> [Problem to work on] Please reproduce every line of the data below verbatim, keeping the original order.

> [Records supplied]
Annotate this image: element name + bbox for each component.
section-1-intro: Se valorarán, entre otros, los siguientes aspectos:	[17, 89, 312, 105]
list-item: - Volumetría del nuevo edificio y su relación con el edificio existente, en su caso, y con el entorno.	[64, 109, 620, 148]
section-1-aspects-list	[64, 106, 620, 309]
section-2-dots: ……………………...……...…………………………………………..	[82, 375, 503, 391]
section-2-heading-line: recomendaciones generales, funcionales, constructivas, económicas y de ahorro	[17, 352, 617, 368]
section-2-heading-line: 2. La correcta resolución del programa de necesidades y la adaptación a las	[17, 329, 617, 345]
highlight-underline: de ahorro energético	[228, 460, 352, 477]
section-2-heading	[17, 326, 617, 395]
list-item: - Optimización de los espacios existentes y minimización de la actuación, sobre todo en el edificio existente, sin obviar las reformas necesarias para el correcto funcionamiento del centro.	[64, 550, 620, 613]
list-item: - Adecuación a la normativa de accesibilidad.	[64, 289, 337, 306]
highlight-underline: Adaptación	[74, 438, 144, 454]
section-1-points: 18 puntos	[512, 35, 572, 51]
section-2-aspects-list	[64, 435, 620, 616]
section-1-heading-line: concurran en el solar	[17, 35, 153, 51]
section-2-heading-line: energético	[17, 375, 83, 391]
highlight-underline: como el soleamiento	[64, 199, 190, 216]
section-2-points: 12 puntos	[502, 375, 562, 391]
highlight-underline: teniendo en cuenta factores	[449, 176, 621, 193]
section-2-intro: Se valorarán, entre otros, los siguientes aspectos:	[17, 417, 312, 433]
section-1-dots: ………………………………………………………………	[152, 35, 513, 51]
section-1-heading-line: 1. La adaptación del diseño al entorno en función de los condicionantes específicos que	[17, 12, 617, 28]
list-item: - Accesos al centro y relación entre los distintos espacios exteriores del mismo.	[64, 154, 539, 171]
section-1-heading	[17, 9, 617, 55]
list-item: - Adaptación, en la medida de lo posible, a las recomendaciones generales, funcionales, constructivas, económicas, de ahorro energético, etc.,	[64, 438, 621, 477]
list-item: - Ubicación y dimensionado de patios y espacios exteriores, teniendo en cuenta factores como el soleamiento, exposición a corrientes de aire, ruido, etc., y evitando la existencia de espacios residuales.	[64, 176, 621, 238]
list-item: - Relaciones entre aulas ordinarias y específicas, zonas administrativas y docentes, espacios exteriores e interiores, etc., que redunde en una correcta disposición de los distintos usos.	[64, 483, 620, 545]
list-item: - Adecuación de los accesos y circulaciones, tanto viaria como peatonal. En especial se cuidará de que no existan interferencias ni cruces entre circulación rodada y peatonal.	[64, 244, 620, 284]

> [Solution]
Annotate this image: element name + bbox for each component.
section-1-intro: Se valorarán, entre otros, los siguientes aspectos:	[17, 89, 312, 105]
list-item: - Volumetría del nuevo edificio y su relación con el edificio existente, en su caso, y con el entorno.	[64, 109, 620, 148]
section-1-aspects-list	[64, 106, 620, 309]
section-2-dots: ……………………...……...…………………………………………..	[82, 375, 503, 391]
section-2-heading-line: recomendaciones generales, funcionales, constructivas, económicas y de ahorro	[17, 352, 617, 368]
section-2-heading-line: 2. La correcta resolución del programa de necesidades y la adaptación a las	[17, 329, 617, 345]
highlight-underline: de ahorro energético	[228, 460, 352, 477]
section-2-heading	[17, 326, 617, 395]
list-item: - Optimización de los espacios existentes y minimización de la actuación, sobre todo en el edificio existente, sin obviar las reformas necesarias para el correcto funcionamiento del centro.	[64, 550, 620, 613]
list-item: - Adecuación a la normativa de accesibilidad.	[64, 289, 337, 306]
highlight-underline: Adaptación	[74, 438, 144, 454]
section-1-points: 18 puntos	[512, 35, 572, 51]
section-2-aspects-list	[64, 435, 620, 616]
section-1-heading-line: concurran en el solar	[17, 35, 153, 51]
section-2-heading-line: energético	[17, 375, 83, 391]
highlight-underline: como el soleamiento	[64, 199, 190, 216]
section-2-points: 12 puntos	[502, 375, 562, 391]
highlight-underline: teniendo en cuenta factores	[449, 176, 621, 193]
section-2-intro: Se valorarán, entre otros, los siguientes aspectos:	[17, 417, 312, 433]
section-1-dots: ………………………………………………………………	[152, 35, 513, 51]
section-1-heading-line: 1. La adaptación del diseño al entorno en función de los condicionantes específicos que	[17, 12, 617, 28]
list-item: - Accesos al centro y relación entre los distintos espacios exteriores del mismo.	[64, 154, 539, 171]
section-1-heading	[17, 9, 617, 55]
list-item: - Adaptación, en la medida de lo posible, a las recomendaciones generales, funcionales, constructivas, económicas, de ahorro energético, etc.,	[64, 438, 621, 477]
list-item: - Ubicación y dimensionado de patios y espacios exteriores, teniendo en cuenta factores como el soleamiento, exposición a corrientes de aire, ruido, etc., y evitando la existencia de espacios residuales.	[64, 176, 621, 238]
list-item: - Relaciones entre aulas ordinarias y específicas, zonas administrativas y docentes, espacios exteriores e interiores, etc., que redunde en una correcta disposición de los distintos usos.	[64, 483, 620, 545]
list-item: - Adecuación de los accesos y circulaciones, tanto viaria como peatonal. En especial se cuidará de que no existan interferencias ni cruces entre circulación rodada y peatonal.	[64, 244, 620, 284]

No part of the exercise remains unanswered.